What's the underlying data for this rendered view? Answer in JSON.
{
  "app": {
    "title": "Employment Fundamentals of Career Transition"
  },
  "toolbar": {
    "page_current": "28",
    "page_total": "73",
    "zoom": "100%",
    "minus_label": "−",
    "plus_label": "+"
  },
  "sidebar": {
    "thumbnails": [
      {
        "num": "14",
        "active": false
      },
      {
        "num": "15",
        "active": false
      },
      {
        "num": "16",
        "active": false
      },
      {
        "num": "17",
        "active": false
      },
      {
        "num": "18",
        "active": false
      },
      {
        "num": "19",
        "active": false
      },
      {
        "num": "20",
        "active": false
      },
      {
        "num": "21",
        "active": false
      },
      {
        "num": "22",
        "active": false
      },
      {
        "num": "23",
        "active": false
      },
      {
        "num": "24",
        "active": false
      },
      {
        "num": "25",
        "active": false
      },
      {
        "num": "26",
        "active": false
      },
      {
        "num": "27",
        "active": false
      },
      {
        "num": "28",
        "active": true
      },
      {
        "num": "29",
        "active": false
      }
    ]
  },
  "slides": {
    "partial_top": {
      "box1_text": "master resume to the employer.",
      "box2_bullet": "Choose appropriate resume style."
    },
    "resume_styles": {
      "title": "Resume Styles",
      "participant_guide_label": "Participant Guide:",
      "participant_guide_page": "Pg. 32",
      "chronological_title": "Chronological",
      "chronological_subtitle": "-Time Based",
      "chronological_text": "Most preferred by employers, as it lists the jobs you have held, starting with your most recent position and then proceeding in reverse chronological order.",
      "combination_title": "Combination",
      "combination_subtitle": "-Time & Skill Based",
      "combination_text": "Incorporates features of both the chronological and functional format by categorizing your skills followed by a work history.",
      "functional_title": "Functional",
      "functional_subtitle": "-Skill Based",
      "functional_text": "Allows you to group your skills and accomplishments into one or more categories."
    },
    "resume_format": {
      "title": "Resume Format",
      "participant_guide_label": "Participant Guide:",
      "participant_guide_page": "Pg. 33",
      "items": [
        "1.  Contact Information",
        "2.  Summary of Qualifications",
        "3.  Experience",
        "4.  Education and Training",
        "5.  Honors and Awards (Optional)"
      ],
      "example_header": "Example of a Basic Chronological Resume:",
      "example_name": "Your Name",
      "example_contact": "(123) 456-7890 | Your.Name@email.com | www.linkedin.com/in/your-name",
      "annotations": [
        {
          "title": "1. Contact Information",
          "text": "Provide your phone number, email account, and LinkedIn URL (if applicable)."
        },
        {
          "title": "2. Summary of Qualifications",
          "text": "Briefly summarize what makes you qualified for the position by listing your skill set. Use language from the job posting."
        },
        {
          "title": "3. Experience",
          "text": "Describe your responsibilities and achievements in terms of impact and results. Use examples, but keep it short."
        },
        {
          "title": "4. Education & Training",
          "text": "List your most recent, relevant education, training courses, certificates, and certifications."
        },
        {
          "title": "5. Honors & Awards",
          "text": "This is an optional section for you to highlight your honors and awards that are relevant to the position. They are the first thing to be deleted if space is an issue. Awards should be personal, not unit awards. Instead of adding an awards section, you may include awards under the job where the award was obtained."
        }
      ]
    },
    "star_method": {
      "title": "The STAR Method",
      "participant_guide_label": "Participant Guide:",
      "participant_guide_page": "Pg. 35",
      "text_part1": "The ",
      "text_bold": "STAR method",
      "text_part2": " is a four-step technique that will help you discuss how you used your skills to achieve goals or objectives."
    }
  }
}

********************

**WHAT IS REQUIRED:**
Extract the full listing and reproduce each line exactly.

**EXPECTED OUTPUT:**
What's the underlying data for this rendered view? Answer in JSON.
{
  "app": {
    "title": "Employment Fundamentals of Career Transition"
  },
  "toolbar": {
    "page_current": "28",
    "page_total": "73",
    "zoom": "100%",
    "minus_label": "−",
    "plus_label": "+"
  },
  "sidebar": {
    "thumbnails": [
      {
        "num": "14",
        "active": false
      },
      {
        "num": "15",
        "active": false
      },
      {
        "num": "16",
        "active": false
      },
      {
        "num": "17",
        "active": false
      },
      {
        "num": "18",
        "active": false
      },
      {
        "num": "19",
        "active": false
      },
      {
        "num": "20",
        "active": false
      },
      {
        "num": "21",
        "active": false
      },
      {
        "num": "22",
        "active": false
      },
      {
        "num": "23",
        "active": false
      },
      {
        "num": "24",
        "active": false
      },
      {
        "num": "25",
        "active": false
      },
      {
        "num": "26",
        "active": false
      },
      {
        "num": "27",
        "active": false
      },
      {
        "num": "28",
        "active": true
      },
      {
        "num": "29",
        "active": false
      }
    ]
  },
  "slides": {
    "partial_top": {
      "box1_text": "master resume to the employer.",
      "box2_bullet": "Choose appropriate resume style."
    },
    "resume_styles": {
      "title": "Resume Styles",
      "participant_guide_label": "Participant Guide:",
      "participant_guide_page": "Pg. 32",
      "chronological_title": "Chronological",
      "chronological_subtitle": "-Time Based",
      "chronological_text": "Most preferred by employers, as it lists the jobs you have held, starting with your most recent position and then proceeding in reverse chronological order.",
      "combination_title": "Combination",
      "combination_subtitle": "-Time & Skill Based",
      "combination_text": "Incorporates features of both the chronological and functional format by categorizing your skills followed by a work history.",
      "functional_title": "Functional",
      "functional_subtitle": "-Skill Based",
      "functional_text": "Allows you to group your skills and accomplishments into one or more categories."
    },
    "resume_format": {
      "title": "Resume Format",
      "participant_guide_label": "Participant Guide:",
      "participant_guide_page": "Pg. 33",
      "items": [
        "1.  Contact Information",
        "2.  Summary of Qualifications",
        "3.  Experience",
        "4.  Education and Training",
        "5.  Honors and Awards (Optional)"
      ],
      "example_header": "Example of a Basic Chronological Resume:",
      "example_name": "Your Name",
      "example_contact": "(123) 456-7890 | Your.Name@email.com | www.linkedin.com/in/your-name",
      "annotations": [
        {
          "title": "1. Contact Information",
          "text": "Provide your phone number, email account, and LinkedIn URL (if applicable)."
        },
        {
          "title": "2. Summary of Qualifications",
          "text": "Briefly summarize what makes you qualified for the position by listing your skill set. Use language from the job posting."
        },
        {
          "title": "3. Experience",
          "text": "Describe your responsibilities and achievements in terms of impact and results. Use examples, but keep it short."
        },
        {
          "title": "4. Education & Training",
          "text": "List your most recent, relevant education, training courses, certificates, and certifications."
        },
        {
          "title": "5. Honors & Awards",
          "text": "This is an optional section for you to highlight your honors and awards that are relevant to the position. They are the first thing to be deleted if space is an issue. Awards should be personal, not unit awards. Instead of adding an awards section, you may include awards under the job where the award was obtained."
        }
      ]
    },
    "star_method": {
      "title": "The STAR Method",
      "participant_guide_label": "Participant Guide:",
      "participant_guide_page": "Pg. 35",
      "text_part1": "The ",
      "text_bold": "STAR method",
      "text_part2": " is a four-step technique that will help you discuss how you used your skills to achieve goals or objectives."
    }
  }
}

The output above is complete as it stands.